= What the task asks =
Pull every line that holds the word "animations" from the entries.

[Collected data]
○ ○ ○ ○ ○

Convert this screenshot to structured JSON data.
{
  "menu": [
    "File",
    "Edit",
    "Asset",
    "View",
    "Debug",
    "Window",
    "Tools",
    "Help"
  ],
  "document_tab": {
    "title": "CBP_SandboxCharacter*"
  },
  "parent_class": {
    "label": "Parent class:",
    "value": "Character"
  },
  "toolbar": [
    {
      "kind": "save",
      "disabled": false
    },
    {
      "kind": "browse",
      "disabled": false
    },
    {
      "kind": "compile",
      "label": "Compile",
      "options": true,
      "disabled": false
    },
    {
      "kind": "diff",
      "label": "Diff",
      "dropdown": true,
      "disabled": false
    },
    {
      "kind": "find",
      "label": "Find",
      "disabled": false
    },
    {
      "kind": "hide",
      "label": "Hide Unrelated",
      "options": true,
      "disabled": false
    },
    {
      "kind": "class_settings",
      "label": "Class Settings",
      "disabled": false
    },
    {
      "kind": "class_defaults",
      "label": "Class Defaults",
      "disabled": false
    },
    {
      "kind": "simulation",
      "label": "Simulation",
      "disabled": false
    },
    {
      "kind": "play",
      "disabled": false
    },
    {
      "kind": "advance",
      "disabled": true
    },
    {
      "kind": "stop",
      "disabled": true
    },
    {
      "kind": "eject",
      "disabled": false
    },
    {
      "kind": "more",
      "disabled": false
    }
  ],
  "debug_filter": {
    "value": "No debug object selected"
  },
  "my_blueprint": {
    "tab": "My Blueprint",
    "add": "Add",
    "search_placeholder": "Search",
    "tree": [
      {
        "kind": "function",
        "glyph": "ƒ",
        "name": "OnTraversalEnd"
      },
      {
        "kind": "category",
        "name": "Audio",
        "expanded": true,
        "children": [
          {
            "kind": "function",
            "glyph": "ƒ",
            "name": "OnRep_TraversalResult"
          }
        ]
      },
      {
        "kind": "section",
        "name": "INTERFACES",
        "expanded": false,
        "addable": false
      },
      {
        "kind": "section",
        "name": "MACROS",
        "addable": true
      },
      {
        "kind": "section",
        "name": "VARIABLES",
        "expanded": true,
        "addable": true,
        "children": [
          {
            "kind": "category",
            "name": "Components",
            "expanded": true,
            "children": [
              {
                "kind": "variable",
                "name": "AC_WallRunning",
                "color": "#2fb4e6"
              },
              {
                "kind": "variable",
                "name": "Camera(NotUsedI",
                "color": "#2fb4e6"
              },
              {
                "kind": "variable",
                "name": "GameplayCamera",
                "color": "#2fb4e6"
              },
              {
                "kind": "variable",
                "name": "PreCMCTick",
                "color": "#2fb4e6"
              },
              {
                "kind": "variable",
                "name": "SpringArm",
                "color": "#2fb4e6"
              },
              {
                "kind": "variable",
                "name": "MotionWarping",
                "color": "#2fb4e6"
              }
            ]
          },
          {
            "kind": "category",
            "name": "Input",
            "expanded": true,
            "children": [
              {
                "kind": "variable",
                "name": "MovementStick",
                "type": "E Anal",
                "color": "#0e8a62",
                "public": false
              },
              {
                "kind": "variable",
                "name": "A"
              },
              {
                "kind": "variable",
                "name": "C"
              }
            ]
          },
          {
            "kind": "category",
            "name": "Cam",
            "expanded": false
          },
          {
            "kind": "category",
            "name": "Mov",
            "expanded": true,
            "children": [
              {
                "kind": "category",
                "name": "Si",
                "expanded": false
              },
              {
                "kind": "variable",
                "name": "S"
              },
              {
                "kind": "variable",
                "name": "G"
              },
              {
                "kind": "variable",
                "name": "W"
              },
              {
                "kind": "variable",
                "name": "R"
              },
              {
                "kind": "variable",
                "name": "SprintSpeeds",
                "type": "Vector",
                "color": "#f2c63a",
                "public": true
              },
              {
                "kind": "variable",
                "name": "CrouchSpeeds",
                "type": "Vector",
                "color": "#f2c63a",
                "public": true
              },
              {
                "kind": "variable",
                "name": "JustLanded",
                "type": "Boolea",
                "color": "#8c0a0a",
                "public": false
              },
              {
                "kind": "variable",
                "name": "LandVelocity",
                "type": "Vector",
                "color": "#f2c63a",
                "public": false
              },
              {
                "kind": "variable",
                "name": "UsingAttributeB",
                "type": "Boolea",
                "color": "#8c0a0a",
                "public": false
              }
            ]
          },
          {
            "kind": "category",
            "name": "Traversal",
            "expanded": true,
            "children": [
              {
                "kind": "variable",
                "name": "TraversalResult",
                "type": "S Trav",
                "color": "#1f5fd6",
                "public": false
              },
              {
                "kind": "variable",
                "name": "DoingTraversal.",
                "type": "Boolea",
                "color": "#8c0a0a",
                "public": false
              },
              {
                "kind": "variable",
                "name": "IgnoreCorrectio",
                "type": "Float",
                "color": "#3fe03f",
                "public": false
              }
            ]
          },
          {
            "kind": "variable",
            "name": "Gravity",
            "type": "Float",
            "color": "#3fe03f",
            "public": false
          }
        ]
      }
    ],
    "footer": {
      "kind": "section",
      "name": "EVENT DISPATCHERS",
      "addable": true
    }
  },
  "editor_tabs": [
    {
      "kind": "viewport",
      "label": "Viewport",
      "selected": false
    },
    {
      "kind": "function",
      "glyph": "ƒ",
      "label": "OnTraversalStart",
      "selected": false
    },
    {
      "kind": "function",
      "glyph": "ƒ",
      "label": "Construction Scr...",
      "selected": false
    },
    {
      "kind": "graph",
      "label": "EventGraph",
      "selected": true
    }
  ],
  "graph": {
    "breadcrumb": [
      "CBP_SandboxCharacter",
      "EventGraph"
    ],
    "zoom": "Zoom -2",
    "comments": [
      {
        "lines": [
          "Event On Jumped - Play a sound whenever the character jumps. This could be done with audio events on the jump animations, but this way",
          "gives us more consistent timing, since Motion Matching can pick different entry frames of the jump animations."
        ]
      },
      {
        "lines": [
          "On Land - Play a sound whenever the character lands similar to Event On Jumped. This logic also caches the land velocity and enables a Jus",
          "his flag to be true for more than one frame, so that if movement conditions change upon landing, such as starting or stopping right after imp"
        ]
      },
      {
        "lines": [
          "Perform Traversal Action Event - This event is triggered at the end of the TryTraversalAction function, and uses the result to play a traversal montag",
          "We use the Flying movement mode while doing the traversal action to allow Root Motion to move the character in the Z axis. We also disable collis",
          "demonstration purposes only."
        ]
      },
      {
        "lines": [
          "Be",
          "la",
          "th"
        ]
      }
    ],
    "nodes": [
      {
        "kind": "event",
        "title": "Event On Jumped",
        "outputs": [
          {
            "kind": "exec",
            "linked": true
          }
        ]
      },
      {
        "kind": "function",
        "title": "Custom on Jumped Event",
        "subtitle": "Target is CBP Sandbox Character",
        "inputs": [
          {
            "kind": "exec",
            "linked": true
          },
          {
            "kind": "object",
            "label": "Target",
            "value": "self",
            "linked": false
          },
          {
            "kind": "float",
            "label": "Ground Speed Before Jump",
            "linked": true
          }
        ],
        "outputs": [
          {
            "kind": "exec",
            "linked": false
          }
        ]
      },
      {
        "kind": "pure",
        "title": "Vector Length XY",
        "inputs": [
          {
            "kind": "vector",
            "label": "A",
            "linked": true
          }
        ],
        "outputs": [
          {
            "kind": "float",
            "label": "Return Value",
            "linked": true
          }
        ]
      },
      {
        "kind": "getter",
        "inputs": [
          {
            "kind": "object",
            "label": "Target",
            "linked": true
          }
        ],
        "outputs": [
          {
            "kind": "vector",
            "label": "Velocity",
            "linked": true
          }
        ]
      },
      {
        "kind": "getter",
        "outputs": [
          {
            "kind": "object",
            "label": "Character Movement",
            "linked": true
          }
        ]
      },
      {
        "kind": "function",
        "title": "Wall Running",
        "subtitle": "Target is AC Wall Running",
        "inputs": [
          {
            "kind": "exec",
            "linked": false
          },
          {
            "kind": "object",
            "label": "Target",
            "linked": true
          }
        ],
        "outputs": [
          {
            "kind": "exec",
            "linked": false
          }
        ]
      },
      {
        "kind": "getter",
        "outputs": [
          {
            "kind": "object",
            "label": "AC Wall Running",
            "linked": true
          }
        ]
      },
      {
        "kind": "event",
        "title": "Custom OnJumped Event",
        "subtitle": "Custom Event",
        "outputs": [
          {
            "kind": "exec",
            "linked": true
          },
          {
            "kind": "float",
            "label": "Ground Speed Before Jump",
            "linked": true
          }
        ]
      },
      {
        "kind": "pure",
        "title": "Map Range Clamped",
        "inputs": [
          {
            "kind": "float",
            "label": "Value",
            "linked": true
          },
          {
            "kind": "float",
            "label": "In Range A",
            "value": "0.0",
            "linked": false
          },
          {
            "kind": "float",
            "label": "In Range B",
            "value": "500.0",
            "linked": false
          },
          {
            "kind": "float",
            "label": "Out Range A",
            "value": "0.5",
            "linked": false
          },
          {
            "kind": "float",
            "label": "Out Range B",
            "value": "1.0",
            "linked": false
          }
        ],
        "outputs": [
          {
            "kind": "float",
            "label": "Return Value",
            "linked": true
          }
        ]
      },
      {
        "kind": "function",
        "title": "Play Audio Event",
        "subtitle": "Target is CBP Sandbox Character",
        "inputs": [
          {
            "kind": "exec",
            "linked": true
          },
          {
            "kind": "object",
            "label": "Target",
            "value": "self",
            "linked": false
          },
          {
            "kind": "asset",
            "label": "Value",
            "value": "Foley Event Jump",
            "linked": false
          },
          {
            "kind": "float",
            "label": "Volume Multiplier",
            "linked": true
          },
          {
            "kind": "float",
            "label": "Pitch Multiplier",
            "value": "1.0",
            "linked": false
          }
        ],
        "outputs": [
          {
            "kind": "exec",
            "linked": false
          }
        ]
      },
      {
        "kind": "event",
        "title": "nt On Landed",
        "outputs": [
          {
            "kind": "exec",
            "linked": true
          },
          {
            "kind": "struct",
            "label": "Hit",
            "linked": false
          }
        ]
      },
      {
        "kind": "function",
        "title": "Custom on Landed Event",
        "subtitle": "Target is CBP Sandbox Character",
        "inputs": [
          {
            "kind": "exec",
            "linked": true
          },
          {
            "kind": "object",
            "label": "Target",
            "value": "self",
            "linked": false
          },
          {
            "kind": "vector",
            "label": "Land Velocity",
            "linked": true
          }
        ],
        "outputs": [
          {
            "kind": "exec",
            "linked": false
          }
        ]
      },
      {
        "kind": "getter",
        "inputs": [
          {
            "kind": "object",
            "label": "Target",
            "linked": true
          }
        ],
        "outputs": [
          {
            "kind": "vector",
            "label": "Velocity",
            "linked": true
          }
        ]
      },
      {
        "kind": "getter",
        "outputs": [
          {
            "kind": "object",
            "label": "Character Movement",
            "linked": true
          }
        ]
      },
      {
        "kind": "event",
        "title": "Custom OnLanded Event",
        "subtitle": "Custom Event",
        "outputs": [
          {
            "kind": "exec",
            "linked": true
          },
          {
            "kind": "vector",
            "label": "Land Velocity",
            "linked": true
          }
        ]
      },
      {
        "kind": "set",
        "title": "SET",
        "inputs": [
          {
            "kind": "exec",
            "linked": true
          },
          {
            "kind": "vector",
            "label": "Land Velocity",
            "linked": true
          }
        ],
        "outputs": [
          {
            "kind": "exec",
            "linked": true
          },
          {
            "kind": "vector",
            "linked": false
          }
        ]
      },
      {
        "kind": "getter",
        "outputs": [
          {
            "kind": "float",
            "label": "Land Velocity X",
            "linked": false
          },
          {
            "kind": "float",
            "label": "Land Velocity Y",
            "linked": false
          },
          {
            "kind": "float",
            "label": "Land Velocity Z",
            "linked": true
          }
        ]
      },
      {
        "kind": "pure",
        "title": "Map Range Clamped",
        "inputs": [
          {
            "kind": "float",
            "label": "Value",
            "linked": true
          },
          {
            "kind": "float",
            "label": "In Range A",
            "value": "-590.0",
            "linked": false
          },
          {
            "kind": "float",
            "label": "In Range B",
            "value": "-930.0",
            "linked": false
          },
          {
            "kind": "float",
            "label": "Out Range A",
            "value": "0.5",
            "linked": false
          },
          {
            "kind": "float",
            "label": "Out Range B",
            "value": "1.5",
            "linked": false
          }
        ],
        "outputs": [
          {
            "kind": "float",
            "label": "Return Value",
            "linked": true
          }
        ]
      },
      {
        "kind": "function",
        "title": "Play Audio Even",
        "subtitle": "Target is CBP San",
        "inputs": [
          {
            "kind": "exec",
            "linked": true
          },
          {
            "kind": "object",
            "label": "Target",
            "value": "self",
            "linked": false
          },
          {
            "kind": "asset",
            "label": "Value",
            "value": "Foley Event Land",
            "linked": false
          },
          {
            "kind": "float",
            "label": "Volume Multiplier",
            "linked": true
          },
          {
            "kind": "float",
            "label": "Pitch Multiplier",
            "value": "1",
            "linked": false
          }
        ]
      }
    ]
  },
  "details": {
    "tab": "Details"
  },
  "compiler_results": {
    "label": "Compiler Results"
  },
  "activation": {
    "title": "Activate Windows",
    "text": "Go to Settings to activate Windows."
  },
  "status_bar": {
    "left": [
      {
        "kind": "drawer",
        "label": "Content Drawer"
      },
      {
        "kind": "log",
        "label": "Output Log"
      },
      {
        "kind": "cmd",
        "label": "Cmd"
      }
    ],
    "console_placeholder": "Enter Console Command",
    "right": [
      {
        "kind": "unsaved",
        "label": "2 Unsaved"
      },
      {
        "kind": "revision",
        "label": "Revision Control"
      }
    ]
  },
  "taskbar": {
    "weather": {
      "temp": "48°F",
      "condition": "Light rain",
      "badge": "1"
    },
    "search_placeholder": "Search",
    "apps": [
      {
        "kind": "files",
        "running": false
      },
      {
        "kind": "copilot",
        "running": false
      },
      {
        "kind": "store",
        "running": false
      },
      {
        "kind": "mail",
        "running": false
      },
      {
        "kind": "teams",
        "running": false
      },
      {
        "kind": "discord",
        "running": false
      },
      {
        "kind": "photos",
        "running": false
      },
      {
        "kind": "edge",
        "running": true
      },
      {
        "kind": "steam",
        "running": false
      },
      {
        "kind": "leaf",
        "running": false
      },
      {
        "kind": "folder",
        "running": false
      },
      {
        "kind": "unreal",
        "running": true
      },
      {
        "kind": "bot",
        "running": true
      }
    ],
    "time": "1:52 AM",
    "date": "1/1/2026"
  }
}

○ ○ ○ ○ ○

= Result of this task =
          "Event On Jumped - Play a sound whenever the character jumps. This could be done with audio events on the jump animations, but this way",
          "gives us more consistent timing, since Motion Matching can pick different entry frames of the jump animations."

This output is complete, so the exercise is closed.